# [Task]
Repeat all of the records verbatim.

# [Information provided]
━━━
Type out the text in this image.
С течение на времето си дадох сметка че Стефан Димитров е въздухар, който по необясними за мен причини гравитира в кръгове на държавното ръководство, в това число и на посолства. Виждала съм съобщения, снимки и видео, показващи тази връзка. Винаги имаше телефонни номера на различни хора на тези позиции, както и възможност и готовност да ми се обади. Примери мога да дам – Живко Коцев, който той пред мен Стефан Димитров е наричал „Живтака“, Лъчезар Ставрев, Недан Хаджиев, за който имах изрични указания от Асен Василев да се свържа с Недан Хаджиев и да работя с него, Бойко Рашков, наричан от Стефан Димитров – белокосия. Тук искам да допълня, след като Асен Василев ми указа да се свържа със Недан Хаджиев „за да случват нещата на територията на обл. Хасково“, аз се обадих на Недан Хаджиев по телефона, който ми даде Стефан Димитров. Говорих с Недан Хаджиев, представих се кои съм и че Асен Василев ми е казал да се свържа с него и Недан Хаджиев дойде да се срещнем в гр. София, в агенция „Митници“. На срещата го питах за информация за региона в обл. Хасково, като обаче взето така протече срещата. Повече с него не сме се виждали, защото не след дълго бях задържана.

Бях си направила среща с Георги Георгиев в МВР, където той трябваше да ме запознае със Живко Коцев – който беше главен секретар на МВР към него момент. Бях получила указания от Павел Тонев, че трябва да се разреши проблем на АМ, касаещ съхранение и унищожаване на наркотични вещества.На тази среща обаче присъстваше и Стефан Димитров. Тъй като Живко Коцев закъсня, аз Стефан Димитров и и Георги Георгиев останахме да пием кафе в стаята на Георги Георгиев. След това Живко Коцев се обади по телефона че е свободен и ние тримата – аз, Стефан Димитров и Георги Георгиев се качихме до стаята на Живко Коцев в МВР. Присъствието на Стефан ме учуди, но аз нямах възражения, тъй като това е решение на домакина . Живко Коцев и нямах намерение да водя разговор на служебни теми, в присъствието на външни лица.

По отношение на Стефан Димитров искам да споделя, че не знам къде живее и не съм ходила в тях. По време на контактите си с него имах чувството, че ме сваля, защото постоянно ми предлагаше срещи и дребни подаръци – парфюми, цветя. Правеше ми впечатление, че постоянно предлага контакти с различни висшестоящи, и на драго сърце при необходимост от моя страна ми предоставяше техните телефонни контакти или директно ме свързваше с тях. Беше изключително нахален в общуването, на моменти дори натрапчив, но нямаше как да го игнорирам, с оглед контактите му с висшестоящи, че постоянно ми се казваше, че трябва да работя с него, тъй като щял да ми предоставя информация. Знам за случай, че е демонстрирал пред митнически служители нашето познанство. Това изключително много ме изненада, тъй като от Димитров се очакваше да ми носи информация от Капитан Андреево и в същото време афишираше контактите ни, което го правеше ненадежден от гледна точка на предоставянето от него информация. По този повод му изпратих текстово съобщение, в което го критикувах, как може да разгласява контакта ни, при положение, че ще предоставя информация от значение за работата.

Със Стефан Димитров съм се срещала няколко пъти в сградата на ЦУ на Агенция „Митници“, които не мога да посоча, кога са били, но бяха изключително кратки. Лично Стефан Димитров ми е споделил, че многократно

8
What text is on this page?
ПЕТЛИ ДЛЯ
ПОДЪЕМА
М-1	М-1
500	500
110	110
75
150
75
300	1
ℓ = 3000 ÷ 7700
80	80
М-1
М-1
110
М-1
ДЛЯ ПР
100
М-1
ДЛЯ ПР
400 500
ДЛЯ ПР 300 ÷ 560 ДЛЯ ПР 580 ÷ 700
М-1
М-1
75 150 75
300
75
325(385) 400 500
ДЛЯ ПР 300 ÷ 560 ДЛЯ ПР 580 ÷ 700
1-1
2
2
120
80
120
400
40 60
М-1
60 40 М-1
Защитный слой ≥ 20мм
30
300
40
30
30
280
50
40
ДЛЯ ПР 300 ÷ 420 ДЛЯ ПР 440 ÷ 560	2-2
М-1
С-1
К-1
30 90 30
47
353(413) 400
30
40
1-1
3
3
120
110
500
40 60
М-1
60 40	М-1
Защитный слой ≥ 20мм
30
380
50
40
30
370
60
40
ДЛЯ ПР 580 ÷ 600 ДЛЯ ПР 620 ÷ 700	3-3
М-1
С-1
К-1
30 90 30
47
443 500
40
━━━
# [Written reply]
Type out the text in this image.
С течение на времето си дадох сметка че Стефан Димитров е въздухар, който по необясними за мен причини гравитира в кръгове на държавното ръководство, в това число и на посолства. Виждала съм съобщения, снимки и видео, показващи тази връзка. Винаги имаше телефонни номера на различни хора на тези позиции, както и възможност и готовност да ми се обади. Примери мога да дам – Живко Коцев, който той пред мен Стефан Димитров е наричал „Живтака“, Лъчезар Ставрев, Недан Хаджиев, за който имах изрични указания от Асен Василев да се свържа с Недан Хаджиев и да работя с него, Бойко Рашков, наричан от Стефан Димитров – белокосия. Тук искам да допълня, след като Асен Василев ми указа да се свържа със Недан Хаджиев „за да случват нещата на територията на обл. Хасково“, аз се обадих на Недан Хаджиев по телефона, който ми даде Стефан Димитров. Говорих с Недан Хаджиев, представих се кои съм и че Асен Василев ми е казал да се свържа с него и Недан Хаджиев дойде да се срещнем в гр. София, в агенция „Митници“. На срещата го питах за информация за региона в обл. Хасково, като обаче взето така протече срещата. Повече с него не сме се виждали, защото не след дълго бях задържана.

Бях си направила среща с Георги Георгиев в МВР, където той трябваше да ме запознае със Живко Коцев – който беше главен секретар на МВР към него момент. Бях получила указания от Павел Тонев, че трябва да се разреши проблем на АМ, касаещ съхранение и унищожаване на наркотични вещества.На тази среща обаче присъстваше и Стефан Димитров. Тъй като Живко Коцев закъсня, аз Стефан Димитров и и Георги Георгиев останахме да пием кафе в стаята на Георги Георгиев. След това Живко Коцев се обади по телефона че е свободен и ние тримата – аз, Стефан Димитров и Георги Георгиев се качихме до стаята на Живко Коцев в МВР. Присъствието на Стефан ме учуди, но аз нямах възражения, тъй като това е решение на домакина . Живко Коцев и нямах намерение да водя разговор на служебни теми, в присъствието на външни лица.

По отношение на Стефан Димитров искам да споделя, че не знам къде живее и не съм ходила в тях. По време на контактите си с него имах чувството, че ме сваля, защото постоянно ми предлагаше срещи и дребни подаръци – парфюми, цветя. Правеше ми впечатление, че постоянно предлага контакти с различни висшестоящи, и на драго сърце при необходимост от моя страна ми предоставяше техните телефонни контакти или директно ме свързваше с тях. Беше изключително нахален в общуването, на моменти дори натрапчив, но нямаше как да го игнорирам, с оглед контактите му с висшестоящи, че постоянно ми се казваше, че трябва да работя с него, тъй като щял да ми предоставя информация. Знам за случай, че е демонстрирал пред митнически служители нашето познанство. Това изключително много ме изненада, тъй като от Димитров се очакваше да ми носи информация от Капитан Андреево и в същото време афишираше контактите ни, което го правеше ненадежден от гледна точка на предоставянето от него информация. По този повод му изпратих текстово съобщение, в което го критикувах, как може да разгласява контакта ни, при положение, че ще предоставя информация от значение за работата.

Със Стефан Димитров съм се срещала няколко пъти в сградата на ЦУ на Агенция „Митници“, които не мога да посоча, кога са били, но бяха изключително кратки. Лично Стефан Димитров ми е споделил, че многократно

8
What text is on this page?
ПЕТЛИ ДЛЯ
ПОДЪЕМА
М-1	М-1
500	500
110	110
75
150
75
300	1
ℓ = 3000 ÷ 7700
80	80
М-1
М-1
110
М-1
ДЛЯ ПР
100
М-1
ДЛЯ ПР
400 500
ДЛЯ ПР 300 ÷ 560 ДЛЯ ПР 580 ÷ 700
М-1
М-1
75 150 75
300
75
325(385) 400 500
ДЛЯ ПР 300 ÷ 560 ДЛЯ ПР 580 ÷ 700
1-1
2
2
120
80
120
400
40 60
М-1
60 40 М-1
Защитный слой ≥ 20мм
30
300
40
30
30
280
50
40
ДЛЯ ПР 300 ÷ 420 ДЛЯ ПР 440 ÷ 560	2-2
М-1
С-1
К-1
30 90 30
47
353(413) 400
30
40
1-1
3
3
120
110
500
40 60
М-1
60 40	М-1
Защитный слой ≥ 20мм
30
380
50
40
30
370
60
40
ДЛЯ ПР 580 ÷ 600 ДЛЯ ПР 620 ÷ 700	3-3
М-1
С-1
К-1
30 90 30
47
443 500
40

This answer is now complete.